**Directive:** Pull every line holding the string "text" from the records below.

[Records contained in a dataset]

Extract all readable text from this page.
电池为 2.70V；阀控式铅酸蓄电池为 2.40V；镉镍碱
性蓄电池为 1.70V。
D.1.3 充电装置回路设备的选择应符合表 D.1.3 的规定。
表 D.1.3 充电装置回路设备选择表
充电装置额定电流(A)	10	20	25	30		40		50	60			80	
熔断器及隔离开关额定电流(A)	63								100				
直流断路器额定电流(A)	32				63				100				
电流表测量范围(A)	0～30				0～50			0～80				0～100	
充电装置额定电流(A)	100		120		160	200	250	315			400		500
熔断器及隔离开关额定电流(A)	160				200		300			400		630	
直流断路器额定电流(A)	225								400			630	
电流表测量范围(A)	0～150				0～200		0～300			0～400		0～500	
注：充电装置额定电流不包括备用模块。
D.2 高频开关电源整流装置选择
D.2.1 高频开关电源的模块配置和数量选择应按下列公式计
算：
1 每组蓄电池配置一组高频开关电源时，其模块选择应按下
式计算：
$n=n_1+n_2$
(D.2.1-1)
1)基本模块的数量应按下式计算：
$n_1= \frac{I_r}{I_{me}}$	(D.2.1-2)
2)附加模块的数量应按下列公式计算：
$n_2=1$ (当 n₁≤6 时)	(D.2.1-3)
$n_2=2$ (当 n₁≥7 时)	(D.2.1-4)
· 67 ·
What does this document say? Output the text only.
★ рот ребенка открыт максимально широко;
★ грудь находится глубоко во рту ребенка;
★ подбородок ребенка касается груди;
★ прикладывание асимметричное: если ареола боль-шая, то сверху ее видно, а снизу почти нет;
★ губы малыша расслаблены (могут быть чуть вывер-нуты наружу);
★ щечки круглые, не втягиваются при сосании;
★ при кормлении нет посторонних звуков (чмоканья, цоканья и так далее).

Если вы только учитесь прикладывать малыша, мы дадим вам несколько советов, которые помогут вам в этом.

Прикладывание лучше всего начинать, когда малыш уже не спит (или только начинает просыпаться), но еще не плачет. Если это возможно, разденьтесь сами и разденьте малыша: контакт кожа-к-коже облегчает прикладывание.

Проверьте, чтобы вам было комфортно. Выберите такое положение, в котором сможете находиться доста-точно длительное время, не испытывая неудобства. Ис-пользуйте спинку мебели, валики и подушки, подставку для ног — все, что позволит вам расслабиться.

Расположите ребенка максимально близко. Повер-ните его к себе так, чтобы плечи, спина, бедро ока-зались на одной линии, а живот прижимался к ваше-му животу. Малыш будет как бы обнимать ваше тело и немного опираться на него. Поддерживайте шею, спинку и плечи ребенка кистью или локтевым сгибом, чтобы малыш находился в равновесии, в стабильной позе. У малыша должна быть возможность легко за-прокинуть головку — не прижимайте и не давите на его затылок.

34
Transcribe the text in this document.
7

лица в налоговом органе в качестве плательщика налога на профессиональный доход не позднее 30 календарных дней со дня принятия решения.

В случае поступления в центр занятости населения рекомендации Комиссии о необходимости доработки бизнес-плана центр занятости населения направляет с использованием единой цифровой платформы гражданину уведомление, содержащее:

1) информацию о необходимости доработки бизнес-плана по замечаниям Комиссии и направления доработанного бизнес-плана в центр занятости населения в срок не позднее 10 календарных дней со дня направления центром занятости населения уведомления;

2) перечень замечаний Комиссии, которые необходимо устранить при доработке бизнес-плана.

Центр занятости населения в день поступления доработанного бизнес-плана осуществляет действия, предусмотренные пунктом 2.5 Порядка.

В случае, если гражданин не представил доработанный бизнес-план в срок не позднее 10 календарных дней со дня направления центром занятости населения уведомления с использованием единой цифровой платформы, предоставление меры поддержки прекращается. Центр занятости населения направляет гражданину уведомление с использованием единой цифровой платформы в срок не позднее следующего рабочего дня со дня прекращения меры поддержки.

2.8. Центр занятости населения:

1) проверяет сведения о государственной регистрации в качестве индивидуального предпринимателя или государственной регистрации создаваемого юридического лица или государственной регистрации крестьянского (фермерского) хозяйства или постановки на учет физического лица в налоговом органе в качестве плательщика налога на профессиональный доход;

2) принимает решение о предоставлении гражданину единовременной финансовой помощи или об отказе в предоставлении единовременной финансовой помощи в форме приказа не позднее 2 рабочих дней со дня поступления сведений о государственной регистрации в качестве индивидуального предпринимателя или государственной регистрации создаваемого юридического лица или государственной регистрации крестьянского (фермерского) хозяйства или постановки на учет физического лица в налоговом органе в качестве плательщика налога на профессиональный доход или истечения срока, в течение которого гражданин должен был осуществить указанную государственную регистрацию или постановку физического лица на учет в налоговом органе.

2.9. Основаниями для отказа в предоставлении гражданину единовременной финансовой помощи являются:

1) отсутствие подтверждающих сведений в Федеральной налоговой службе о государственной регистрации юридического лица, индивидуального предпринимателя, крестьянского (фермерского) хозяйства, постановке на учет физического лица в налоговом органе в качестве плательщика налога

**The output:**
Extract all readable text from this page.
What does this document say? Output the text only.
Transcribe the text in this document.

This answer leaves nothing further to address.